**STATED TASK**
Exclude the pictures; give every entry again exactly as written.

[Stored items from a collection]
====

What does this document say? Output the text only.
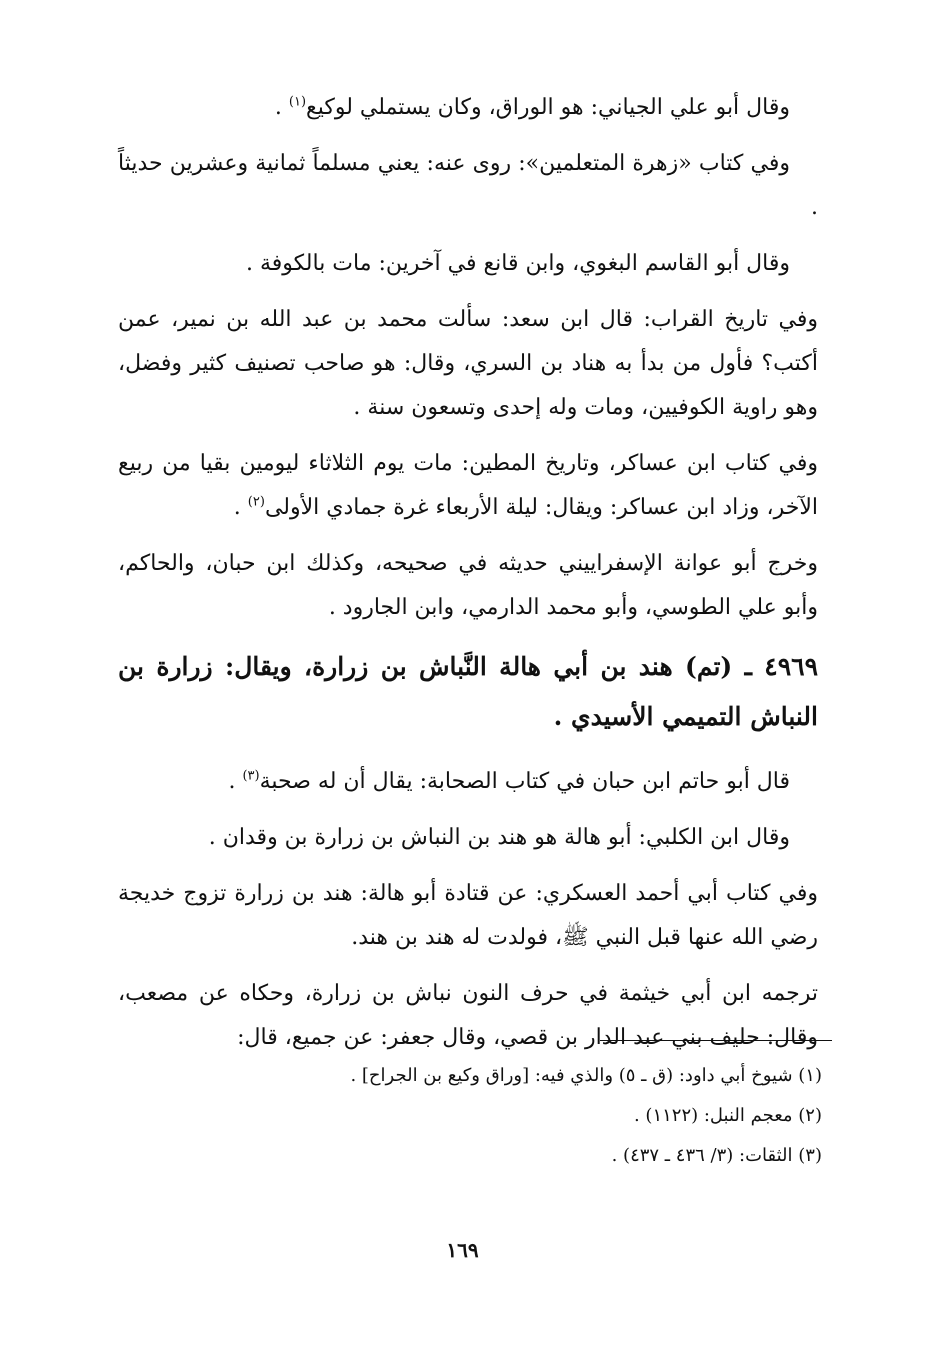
وقال أبو علي الجياني: هو الوراق، وكان يستملي لوكيع$^{(١)}$ .

وفي كتاب «زهرة المتعلمين»: روى عنه: يعني مسلماً ثمانية وعشرين حديثاً .

وقال أبو القاسم البغوي، وابن قانع في آخرين: مات بالكوفة .

وفي تاريخ القراب: قال ابن سعد: سألت محمد بن عبد الله بن نمير، عمن أكتب؟ فأول من بدأ به هناد بن السري، وقال: هو صاحب تصنيف كثير وفضل، وهو راوية الكوفيين، ومات وله إحدى وتسعون سنة .

وفي كتاب ابن عساكر، وتاريخ المطين: مات يوم الثلاثاء ليومين بقيا من ربيع الآخر، وزاد ابن عساكر: ويقال: ليلة الأربعاء غرة جمادي الأولى$^{(٢)}$ .

وخرج أبو عوانة الإسفراييني حديثه في صحيحه، وكذلك ابن حبان، والحاكم، وأبو علي الطوسي، وأبو محمد الدارمي، وابن الجارود .

٤٩٦٩ ـ (تم) هند بن أبي هالة النَّباش بن زرارة، ويقال: زرارة بن النباش التميمي الأسيدي .

قال أبو حاتم ابن حبان في كتاب الصحابة: يقال أن له صحبة$^{(٣)}$ .

وقال ابن الكلبي: أبو هالة هو هند بن النباش بن زرارة بن وقدان .

وفي كتاب أبي أحمد العسكري: عن قتادة أبو هالة: هند بن زرارة تزوج خديجة رضي الله عنها قبل النبي ﷺ، فولدت له هند بن هند.

ترجمه ابن أبي خيثمة في حرف النون نباش بن زرارة، وحكاه عن مصعب، وقال: حليف بني عبد الدار بن قصي، وقال جعفر: عن جميع، قال:

(١) شيوخ أبي داود: (ق ـ ٥) والذي فيه: [وراق وكيع بن الجراح] .

(٢) معجم النبل: (١١٢٢) .

(٣) الثقات: (٣/ ٤٣٦ ـ ٤٣٧) .

١٦٩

====

**RESPONSE TO THE TASK**
What does this document say? Output the text only.
وقال أبو علي الجياني: هو الوراق، وكان يستملي لوكيع$^{(١)}$ .

وفي كتاب «زهرة المتعلمين»: روى عنه: يعني مسلماً ثمانية وعشرين حديثاً .

وقال أبو القاسم البغوي، وابن قانع في آخرين: مات بالكوفة .

وفي تاريخ القراب: قال ابن سعد: سألت محمد بن عبد الله بن نمير، عمن أكتب؟ فأول من بدأ به هناد بن السري، وقال: هو صاحب تصنيف كثير وفضل، وهو راوية الكوفيين، ومات وله إحدى وتسعون سنة .

وفي كتاب ابن عساكر، وتاريخ المطين: مات يوم الثلاثاء ليومين بقيا من ربيع الآخر، وزاد ابن عساكر: ويقال: ليلة الأربعاء غرة جمادي الأولى$^{(٢)}$ .

وخرج أبو عوانة الإسفراييني حديثه في صحيحه، وكذلك ابن حبان، والحاكم، وأبو علي الطوسي، وأبو محمد الدارمي، وابن الجارود .

٤٩٦٩ ـ (تم) هند بن أبي هالة النَّباش بن زرارة، ويقال: زرارة بن النباش التميمي الأسيدي .

قال أبو حاتم ابن حبان في كتاب الصحابة: يقال أن له صحبة$^{(٣)}$ .

وقال ابن الكلبي: أبو هالة هو هند بن النباش بن زرارة بن وقدان .

وفي كتاب أبي أحمد العسكري: عن قتادة أبو هالة: هند بن زرارة تزوج خديجة رضي الله عنها قبل النبي ﷺ، فولدت له هند بن هند.

ترجمه ابن أبي خيثمة في حرف النون نباش بن زرارة، وحكاه عن مصعب، وقال: حليف بني عبد الدار بن قصي، وقال جعفر: عن جميع، قال:

(١) شيوخ أبي داود: (ق ـ ٥) والذي فيه: [وراق وكيع بن الجراح] .

(٢) معجم النبل: (١١٢٢) .

(٣) الثقات: (٣/ ٤٣٦ ـ ٤٣٧) .

١٦٩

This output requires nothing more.